Exercise goal: Reproduce all entries word for word.

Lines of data
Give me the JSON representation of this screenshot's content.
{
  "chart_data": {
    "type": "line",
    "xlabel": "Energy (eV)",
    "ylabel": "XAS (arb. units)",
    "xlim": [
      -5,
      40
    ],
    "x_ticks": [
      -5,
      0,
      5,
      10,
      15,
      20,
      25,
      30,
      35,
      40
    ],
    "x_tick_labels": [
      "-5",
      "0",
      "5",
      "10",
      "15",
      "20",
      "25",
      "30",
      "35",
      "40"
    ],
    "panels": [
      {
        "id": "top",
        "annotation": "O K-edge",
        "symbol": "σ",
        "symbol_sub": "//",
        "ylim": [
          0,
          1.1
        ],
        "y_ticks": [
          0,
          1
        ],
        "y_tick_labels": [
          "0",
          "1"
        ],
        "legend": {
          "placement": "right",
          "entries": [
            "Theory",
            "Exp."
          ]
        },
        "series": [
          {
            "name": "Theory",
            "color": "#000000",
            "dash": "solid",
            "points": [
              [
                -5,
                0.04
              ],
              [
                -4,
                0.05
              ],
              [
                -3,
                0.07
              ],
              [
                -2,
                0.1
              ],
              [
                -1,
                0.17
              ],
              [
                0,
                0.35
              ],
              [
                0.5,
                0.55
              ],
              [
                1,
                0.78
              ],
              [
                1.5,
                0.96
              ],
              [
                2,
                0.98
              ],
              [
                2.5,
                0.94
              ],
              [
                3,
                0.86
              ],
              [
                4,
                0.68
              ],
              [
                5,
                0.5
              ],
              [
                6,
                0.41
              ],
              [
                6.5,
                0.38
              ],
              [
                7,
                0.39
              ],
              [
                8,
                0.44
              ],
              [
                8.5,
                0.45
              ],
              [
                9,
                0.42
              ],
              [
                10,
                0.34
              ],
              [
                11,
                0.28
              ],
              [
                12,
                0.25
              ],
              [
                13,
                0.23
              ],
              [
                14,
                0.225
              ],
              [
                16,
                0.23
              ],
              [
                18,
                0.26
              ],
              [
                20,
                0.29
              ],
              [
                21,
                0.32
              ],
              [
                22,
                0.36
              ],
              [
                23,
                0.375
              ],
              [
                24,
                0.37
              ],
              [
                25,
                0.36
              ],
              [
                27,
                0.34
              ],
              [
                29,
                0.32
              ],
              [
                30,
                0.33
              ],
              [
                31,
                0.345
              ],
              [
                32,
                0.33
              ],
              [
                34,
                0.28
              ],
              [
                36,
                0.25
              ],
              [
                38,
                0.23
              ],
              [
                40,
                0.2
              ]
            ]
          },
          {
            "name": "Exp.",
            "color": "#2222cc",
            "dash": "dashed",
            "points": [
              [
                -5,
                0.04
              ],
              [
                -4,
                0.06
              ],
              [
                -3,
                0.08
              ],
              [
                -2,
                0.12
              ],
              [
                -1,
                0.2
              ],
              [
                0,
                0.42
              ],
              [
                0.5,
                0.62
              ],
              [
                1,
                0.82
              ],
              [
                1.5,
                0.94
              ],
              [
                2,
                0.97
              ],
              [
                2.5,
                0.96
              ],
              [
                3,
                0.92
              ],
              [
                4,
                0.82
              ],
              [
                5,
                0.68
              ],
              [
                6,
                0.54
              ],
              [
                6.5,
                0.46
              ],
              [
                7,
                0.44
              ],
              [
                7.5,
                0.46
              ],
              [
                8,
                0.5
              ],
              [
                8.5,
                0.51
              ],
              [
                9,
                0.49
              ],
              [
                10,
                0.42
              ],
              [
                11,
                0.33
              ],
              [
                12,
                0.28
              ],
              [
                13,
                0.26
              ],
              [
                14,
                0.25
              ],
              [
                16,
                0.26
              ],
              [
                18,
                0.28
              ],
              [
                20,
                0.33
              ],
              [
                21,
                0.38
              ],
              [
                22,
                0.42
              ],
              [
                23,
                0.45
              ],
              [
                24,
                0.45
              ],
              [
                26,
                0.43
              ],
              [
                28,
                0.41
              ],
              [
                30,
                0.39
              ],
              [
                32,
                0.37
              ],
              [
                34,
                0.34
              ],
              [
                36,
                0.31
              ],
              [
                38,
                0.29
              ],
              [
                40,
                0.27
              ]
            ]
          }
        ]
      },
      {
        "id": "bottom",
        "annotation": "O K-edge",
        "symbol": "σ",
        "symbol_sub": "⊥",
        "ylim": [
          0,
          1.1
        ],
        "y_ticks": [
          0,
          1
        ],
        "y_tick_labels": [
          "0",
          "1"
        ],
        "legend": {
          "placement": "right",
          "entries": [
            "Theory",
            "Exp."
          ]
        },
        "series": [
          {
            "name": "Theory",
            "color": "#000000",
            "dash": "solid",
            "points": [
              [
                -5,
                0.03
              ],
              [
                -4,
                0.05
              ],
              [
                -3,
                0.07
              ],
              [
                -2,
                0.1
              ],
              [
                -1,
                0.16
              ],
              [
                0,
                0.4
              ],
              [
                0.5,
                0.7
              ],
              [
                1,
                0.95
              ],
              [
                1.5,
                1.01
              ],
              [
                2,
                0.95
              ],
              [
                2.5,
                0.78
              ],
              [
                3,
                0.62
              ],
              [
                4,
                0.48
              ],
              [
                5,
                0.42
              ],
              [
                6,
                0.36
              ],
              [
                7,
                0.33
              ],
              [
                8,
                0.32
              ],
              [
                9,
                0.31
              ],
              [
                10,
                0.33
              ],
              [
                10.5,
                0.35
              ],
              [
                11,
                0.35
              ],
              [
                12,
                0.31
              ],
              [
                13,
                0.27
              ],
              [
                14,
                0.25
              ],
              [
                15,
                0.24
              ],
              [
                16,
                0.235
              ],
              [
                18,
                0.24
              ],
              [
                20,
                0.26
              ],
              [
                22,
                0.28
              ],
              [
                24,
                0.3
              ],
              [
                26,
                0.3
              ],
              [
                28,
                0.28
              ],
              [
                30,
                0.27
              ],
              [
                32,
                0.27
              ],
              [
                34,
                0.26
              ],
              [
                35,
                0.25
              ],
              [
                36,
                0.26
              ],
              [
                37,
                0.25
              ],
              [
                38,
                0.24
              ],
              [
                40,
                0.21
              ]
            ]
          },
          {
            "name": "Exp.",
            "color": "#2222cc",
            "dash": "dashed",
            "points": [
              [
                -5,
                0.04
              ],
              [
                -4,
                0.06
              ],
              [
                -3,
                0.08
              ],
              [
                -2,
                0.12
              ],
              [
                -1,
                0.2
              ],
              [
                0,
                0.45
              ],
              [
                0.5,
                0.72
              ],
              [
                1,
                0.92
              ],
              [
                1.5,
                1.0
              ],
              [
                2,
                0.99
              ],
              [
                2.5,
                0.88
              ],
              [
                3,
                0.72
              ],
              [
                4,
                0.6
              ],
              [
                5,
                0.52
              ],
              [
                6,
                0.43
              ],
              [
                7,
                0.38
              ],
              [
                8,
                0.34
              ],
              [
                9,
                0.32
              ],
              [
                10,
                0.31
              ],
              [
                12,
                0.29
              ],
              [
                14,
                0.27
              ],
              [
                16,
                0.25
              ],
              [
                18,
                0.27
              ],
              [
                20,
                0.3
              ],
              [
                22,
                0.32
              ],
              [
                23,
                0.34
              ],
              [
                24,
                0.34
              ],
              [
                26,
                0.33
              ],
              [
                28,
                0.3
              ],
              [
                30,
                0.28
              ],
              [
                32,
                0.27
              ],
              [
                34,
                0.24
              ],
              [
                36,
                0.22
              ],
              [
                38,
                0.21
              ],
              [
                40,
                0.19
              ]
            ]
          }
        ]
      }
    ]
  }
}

In response:
Give me the JSON representation of this screenshot's content.
{
  "chart_data": {
    "type": "line",
    "xlabel": "Energy (eV)",
    "ylabel": "XAS (arb. units)",
    "xlim": [
      -5,
      40
    ],
    "x_ticks": [
      -5,
      0,
      5,
      10,
      15,
      20,
      25,
      30,
      35,
      40
    ],
    "x_tick_labels": [
      "-5",
      "0",
      "5",
      "10",
      "15",
      "20",
      "25",
      "30",
      "35",
      "40"
    ],
    "panels": [
      {
        "id": "top",
        "annotation": "O K-edge",
        "symbol": "σ",
        "symbol_sub": "//",
        "ylim": [
          0,
          1.1
        ],
        "y_ticks": [
          0,
          1
        ],
        "y_tick_labels": [
          "0",
          "1"
        ],
        "legend": {
          "placement": "right",
          "entries": [
            "Theory",
            "Exp."
          ]
        },
        "series": [
          {
            "name": "Theory",
            "color": "#000000",
            "dash": "solid",
            "points": [
              [
                -5,
                0.04
              ],
              [
                -4,
                0.05
              ],
              [
                -3,
                0.07
              ],
              [
                -2,
                0.1
              ],
              [
                -1,
                0.17
              ],
              [
                0,
                0.35
              ],
              [
                0.5,
                0.55
              ],
              [
                1,
                0.78
              ],
              [
                1.5,
                0.96
              ],
              [
                2,
                0.98
              ],
              [
                2.5,
                0.94
              ],
              [
                3,
                0.86
              ],
              [
                4,
                0.68
              ],
              [
                5,
                0.5
              ],
              [
                6,
                0.41
              ],
              [
                6.5,
                0.38
              ],
              [
                7,
                0.39
              ],
              [
                8,
                0.44
              ],
              [
                8.5,
                0.45
              ],
              [
                9,
                0.42
              ],
              [
                10,
                0.34
              ],
              [
                11,
                0.28
              ],
              [
                12,
                0.25
              ],
              [
                13,
                0.23
              ],
              [
                14,
                0.225
              ],
              [
                16,
                0.23
              ],
              [
                18,
                0.26
              ],
              [
                20,
                0.29
              ],
              [
                21,
                0.32
              ],
              [
                22,
                0.36
              ],
              [
                23,
                0.375
              ],
              [
                24,
                0.37
              ],
              [
                25,
                0.36
              ],
              [
                27,
                0.34
              ],
              [
                29,
                0.32
              ],
              [
                30,
                0.33
              ],
              [
                31,
                0.345
              ],
              [
                32,
                0.33
              ],
              [
                34,
                0.28
              ],
              [
                36,
                0.25
              ],
              [
                38,
                0.23
              ],
              [
                40,
                0.2
              ]
            ]
          },
          {
            "name": "Exp.",
            "color": "#2222cc",
            "dash": "dashed",
            "points": [
              [
                -5,
                0.04
              ],
              [
                -4,
                0.06
              ],
              [
                -3,
                0.08
              ],
              [
                -2,
                0.12
              ],
              [
                -1,
                0.2
              ],
              [
                0,
                0.42
              ],
              [
                0.5,
                0.62
              ],
              [
                1,
                0.82
              ],
              [
                1.5,
                0.94
              ],
              [
                2,
                0.97
              ],
              [
                2.5,
                0.96
              ],
              [
                3,
                0.92
              ],
              [
                4,
                0.82
              ],
              [
                5,
                0.68
              ],
              [
                6,
                0.54
              ],
              [
                6.5,
                0.46
              ],
              [
                7,
                0.44
              ],
              [
                7.5,
                0.46
              ],
              [
                8,
                0.5
              ],
              [
                8.5,
                0.51
              ],
              [
                9,
                0.49
              ],
              [
                10,
                0.42
              ],
              [
                11,
                0.33
              ],
              [
                12,
                0.28
              ],
              [
                13,
                0.26
              ],
              [
                14,
                0.25
              ],
              [
                16,
                0.26
              ],
              [
                18,
                0.28
              ],
              [
                20,
                0.33
              ],
              [
                21,
                0.38
              ],
              [
                22,
                0.42
              ],
              [
                23,
                0.45
              ],
              [
                24,
                0.45
              ],
              [
                26,
                0.43
              ],
              [
                28,
                0.41
              ],
              [
                30,
                0.39
              ],
              [
                32,
                0.37
              ],
              [
                34,
                0.34
              ],
              [
                36,
                0.31
              ],
              [
                38,
                0.29
              ],
              [
                40,
                0.27
              ]
            ]
          }
        ]
      },
      {
        "id": "bottom",
        "annotation": "O K-edge",
        "symbol": "σ",
        "symbol_sub": "⊥",
        "ylim": [
          0,
          1.1
        ],
        "y_ticks": [
          0,
          1
        ],
        "y_tick_labels": [
          "0",
          "1"
        ],
        "legend": {
          "placement": "right",
          "entries": [
            "Theory",
            "Exp."
          ]
        },
        "series": [
          {
            "name": "Theory",
            "color": "#000000",
            "dash": "solid",
            "points": [
              [
                -5,
                0.03
              ],
              [
                -4,
                0.05
              ],
              [
                -3,
                0.07
              ],
              [
                -2,
                0.1
              ],
              [
                -1,
                0.16
              ],
              [
                0,
                0.4
              ],
              [
                0.5,
                0.7
              ],
              [
                1,
                0.95
              ],
              [
                1.5,
                1.01
              ],
              [
                2,
                0.95
              ],
              [
                2.5,
                0.78
              ],
              [
                3,
                0.62
              ],
              [
                4,
                0.48
              ],
              [
                5,
                0.42
              ],
              [
                6,
                0.36
              ],
              [
                7,
                0.33
              ],
              [
                8,
                0.32
              ],
              [
                9,
                0.31
              ],
              [
                10,
                0.33
              ],
              [
                10.5,
                0.35
              ],
              [
                11,
                0.35
              ],
              [
                12,
                0.31
              ],
              [
                13,
                0.27
              ],
              [
                14,
                0.25
              ],
              [
                15,
                0.24
              ],
              [
                16,
                0.235
              ],
              [
                18,
                0.24
              ],
              [
                20,
                0.26
              ],
              [
                22,
                0.28
              ],
              [
                24,
                0.3
              ],
              [
                26,
                0.3
              ],
              [
                28,
                0.28
              ],
              [
                30,
                0.27
              ],
              [
                32,
                0.27
              ],
              [
                34,
                0.26
              ],
              [
                35,
                0.25
              ],
              [
                36,
                0.26
              ],
              [
                37,
                0.25
              ],
              [
                38,
                0.24
              ],
              [
                40,
                0.21
              ]
            ]
          },
          {
            "name": "Exp.",
            "color": "#2222cc",
            "dash": "dashed",
            "points": [
              [
                -5,
                0.04
              ],
              [
                -4,
                0.06
              ],
              [
                -3,
                0.08
              ],
              [
                -2,
                0.12
              ],
              [
                -1,
                0.2
              ],
              [
                0,
                0.45
              ],
              [
                0.5,
                0.72
              ],
              [
                1,
                0.92
              ],
              [
                1.5,
                1.0
              ],
              [
                2,
                0.99
              ],
              [
                2.5,
                0.88
              ],
              [
                3,
                0.72
              ],
              [
                4,
                0.6
              ],
              [
                5,
                0.52
              ],
              [
                6,
                0.43
              ],
              [
                7,
                0.38
              ],
              [
                8,
                0.34
              ],
              [
                9,
                0.32
              ],
              [
                10,
                0.31
              ],
              [
                12,
                0.29
              ],
              [
                14,
                0.27
              ],
              [
                16,
                0.25
              ],
              [
                18,
                0.27
              ],
              [
                20,
                0.3
              ],
              [
                22,
                0.32
              ],
              [
                23,
                0.34
              ],
              [
                24,
                0.34
              ],
              [
                26,
                0.33
              ],
              [
                28,
                0.3
              ],
              [
                30,
                0.28
              ],
              [
                32,
                0.27
              ],
              [
                34,
                0.24
              ],
              [
                36,
                0.22
              ],
              [
                38,
                0.21
              ],
              [
                40,
                0.19
              ]
            ]
          }
        ]
      }
    ]
  }
}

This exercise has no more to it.